__Written problem__
Please copy every line of the records below that holds the word "name".

__Recorded information__
○ ○ ○ ○ ○
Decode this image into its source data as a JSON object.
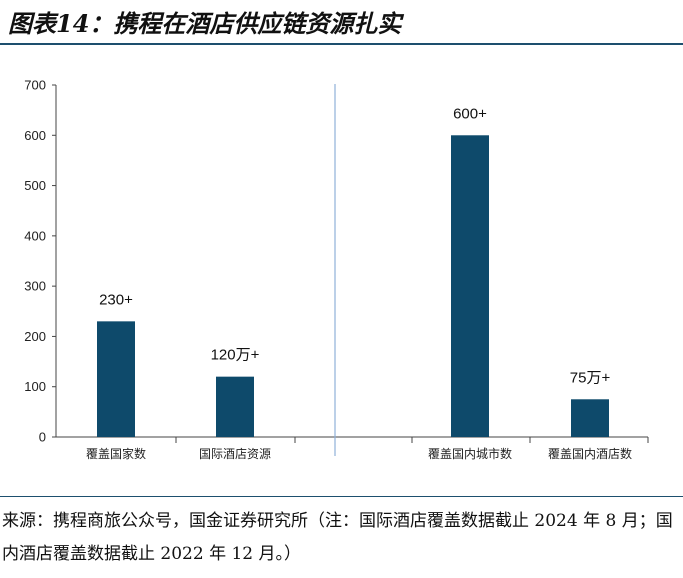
{
  "header": {
    "figure_title": "图表14：携程在酒店供应链资源扎实"
  },
  "chart_data": {
    "type": "bar",
    "categories": [
      "覆盖国家数",
      "国际酒店资源",
      "覆盖国内城市数",
      "覆盖国内酒店数"
    ],
    "values": [
      230,
      120,
      600,
      75
    ],
    "data_labels": [
      "230+",
      "120万+",
      "600+",
      "75万+"
    ],
    "yticks": [
      "0",
      "100",
      "200",
      "300",
      "400",
      "500",
      "600",
      "700"
    ],
    "ylim": [
      0,
      700
    ],
    "title": "",
    "xlabel": "",
    "ylabel": "",
    "grid": false,
    "bar_color": "#0e4a6b",
    "divider_color": "#8fb0d8"
  },
  "footer": {
    "source": "来源：携程商旅公众号，国金证券研究所（注：国际酒店覆盖数据截止 2024 年 8 月；国内酒店覆盖数据截止 2022 年 12 月。）"
  }
}
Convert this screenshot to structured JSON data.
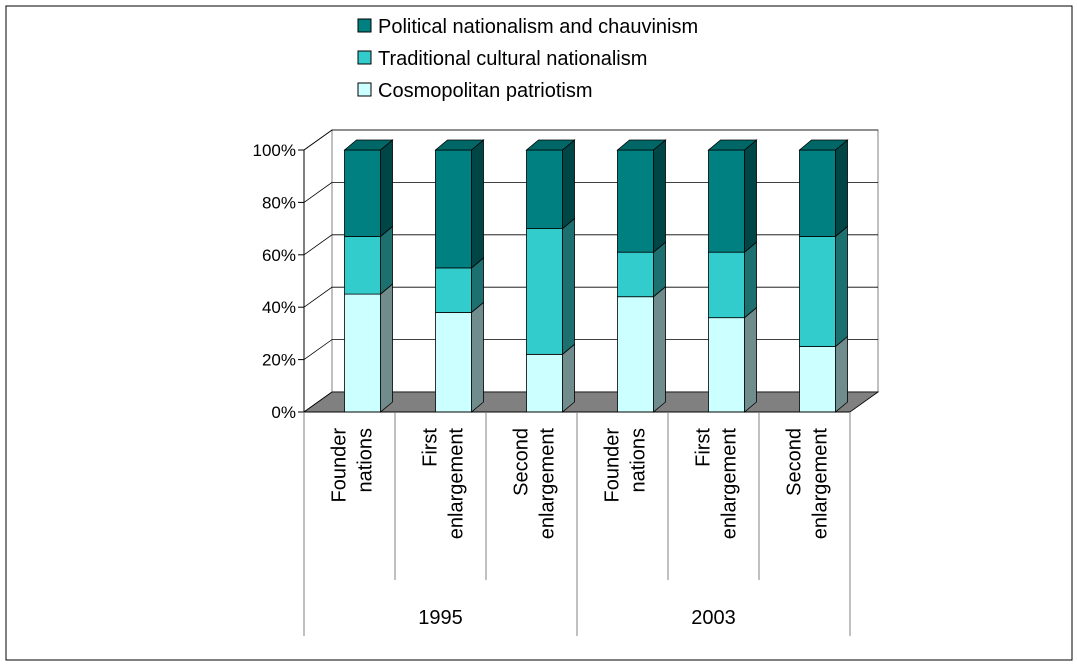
{
  "chart_data": {
    "type": "bar",
    "stacked": "percent",
    "three_d": true,
    "title": "",
    "xlabel": "",
    "ylabel": "",
    "ylim": [
      0,
      100
    ],
    "y_ticks": [
      "0%",
      "20%",
      "40%",
      "60%",
      "80%",
      "100%"
    ],
    "grid": true,
    "legend_position": "top",
    "legend_order": [
      2,
      1,
      0
    ],
    "categories": [
      {
        "line1": "Founder",
        "line2": "nations",
        "group": "1995"
      },
      {
        "line1": "First",
        "line2": "enlargement",
        "group": "1995"
      },
      {
        "line1": "Second",
        "line2": "enlargement",
        "group": "1995"
      },
      {
        "line1": "Founder",
        "line2": "nations",
        "group": "2003"
      },
      {
        "line1": "First",
        "line2": "enlargement",
        "group": "2003"
      },
      {
        "line1": "Second",
        "line2": "enlargement",
        "group": "2003"
      }
    ],
    "groups": [
      "1995",
      "2003"
    ],
    "series": [
      {
        "name": "Cosmopolitan patriotism",
        "color": "#CCFFFF",
        "values": [
          45,
          38,
          22,
          44,
          36,
          25
        ]
      },
      {
        "name": "Traditional cultural nationalism",
        "color": "#33CCCC",
        "values": [
          22,
          17,
          48,
          17,
          25,
          42
        ]
      },
      {
        "name": "Political nationalism and chauvinism",
        "color": "#008080",
        "values": [
          33,
          45,
          30,
          39,
          39,
          33
        ]
      }
    ]
  }
}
○ ○ ○ ○ ○
__Correct response__
        "name": "Cosmopolitan patriotism",
        "name": "Traditional cultural nationalism",
        "name": "Political nationalism and chauvinism",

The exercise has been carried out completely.